[Records from a collection of figures]
────────────────────────────────────────

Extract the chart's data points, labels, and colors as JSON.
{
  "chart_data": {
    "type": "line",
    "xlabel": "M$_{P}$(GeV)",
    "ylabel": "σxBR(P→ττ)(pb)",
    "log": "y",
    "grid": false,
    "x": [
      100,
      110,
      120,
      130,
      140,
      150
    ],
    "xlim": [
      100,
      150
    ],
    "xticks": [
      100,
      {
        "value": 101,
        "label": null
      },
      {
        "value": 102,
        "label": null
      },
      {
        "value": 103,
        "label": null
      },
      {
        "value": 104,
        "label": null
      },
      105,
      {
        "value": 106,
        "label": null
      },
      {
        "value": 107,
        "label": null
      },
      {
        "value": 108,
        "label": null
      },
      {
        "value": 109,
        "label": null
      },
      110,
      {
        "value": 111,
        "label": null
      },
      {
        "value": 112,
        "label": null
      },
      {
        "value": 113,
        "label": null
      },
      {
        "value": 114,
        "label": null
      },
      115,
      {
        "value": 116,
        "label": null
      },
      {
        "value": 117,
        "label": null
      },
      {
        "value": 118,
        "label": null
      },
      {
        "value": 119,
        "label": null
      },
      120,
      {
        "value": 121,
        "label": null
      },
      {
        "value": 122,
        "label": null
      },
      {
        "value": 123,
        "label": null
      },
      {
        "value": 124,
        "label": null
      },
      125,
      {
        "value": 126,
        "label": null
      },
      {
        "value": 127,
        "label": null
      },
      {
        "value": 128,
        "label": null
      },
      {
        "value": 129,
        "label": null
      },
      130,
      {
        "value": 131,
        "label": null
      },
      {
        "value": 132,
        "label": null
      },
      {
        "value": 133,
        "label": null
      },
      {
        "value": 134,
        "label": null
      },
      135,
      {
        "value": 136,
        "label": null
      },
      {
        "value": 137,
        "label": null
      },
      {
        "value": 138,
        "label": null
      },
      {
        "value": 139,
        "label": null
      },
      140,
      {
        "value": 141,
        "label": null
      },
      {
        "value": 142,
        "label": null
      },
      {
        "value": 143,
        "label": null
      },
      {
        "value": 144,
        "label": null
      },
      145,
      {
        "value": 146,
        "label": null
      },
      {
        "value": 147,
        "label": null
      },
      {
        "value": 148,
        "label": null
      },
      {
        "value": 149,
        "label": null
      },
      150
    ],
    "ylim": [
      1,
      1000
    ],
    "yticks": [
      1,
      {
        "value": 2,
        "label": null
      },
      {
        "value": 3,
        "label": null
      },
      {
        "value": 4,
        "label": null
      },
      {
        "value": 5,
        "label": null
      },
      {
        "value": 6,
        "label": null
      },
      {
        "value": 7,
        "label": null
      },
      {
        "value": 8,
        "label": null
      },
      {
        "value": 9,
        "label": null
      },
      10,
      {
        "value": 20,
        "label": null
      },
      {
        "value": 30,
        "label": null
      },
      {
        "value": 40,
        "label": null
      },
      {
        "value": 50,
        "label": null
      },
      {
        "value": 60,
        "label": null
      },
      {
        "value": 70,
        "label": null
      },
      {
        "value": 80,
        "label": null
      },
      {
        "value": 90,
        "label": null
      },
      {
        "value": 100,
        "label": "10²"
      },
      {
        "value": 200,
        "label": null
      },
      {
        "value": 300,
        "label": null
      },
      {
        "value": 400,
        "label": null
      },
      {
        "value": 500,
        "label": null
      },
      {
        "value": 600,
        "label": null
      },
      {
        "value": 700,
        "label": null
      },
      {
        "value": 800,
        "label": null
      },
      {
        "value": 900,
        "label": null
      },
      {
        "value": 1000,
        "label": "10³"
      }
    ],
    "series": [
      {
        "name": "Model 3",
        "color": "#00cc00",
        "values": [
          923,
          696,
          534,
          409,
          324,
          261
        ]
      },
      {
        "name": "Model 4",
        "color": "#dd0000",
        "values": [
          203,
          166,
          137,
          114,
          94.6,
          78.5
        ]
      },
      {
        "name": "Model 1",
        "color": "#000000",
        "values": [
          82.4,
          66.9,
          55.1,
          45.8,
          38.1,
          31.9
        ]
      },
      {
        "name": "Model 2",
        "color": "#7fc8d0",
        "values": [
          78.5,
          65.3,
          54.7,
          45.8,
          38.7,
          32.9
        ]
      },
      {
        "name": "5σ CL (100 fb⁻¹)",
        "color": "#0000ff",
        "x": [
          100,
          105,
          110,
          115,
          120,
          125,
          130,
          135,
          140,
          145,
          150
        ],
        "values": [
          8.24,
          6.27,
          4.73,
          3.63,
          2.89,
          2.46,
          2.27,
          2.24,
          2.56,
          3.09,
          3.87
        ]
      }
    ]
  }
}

────────────────────────────────────────

Task description:
Go through the preceding material and copy each line that has the word "name".

Exercise result:
        "name": "Model 3",
        "name": "Model 4",
        "name": "Model 1",
        "name": "Model 2",
        "name": "5σ CL (100 fb⁻¹)",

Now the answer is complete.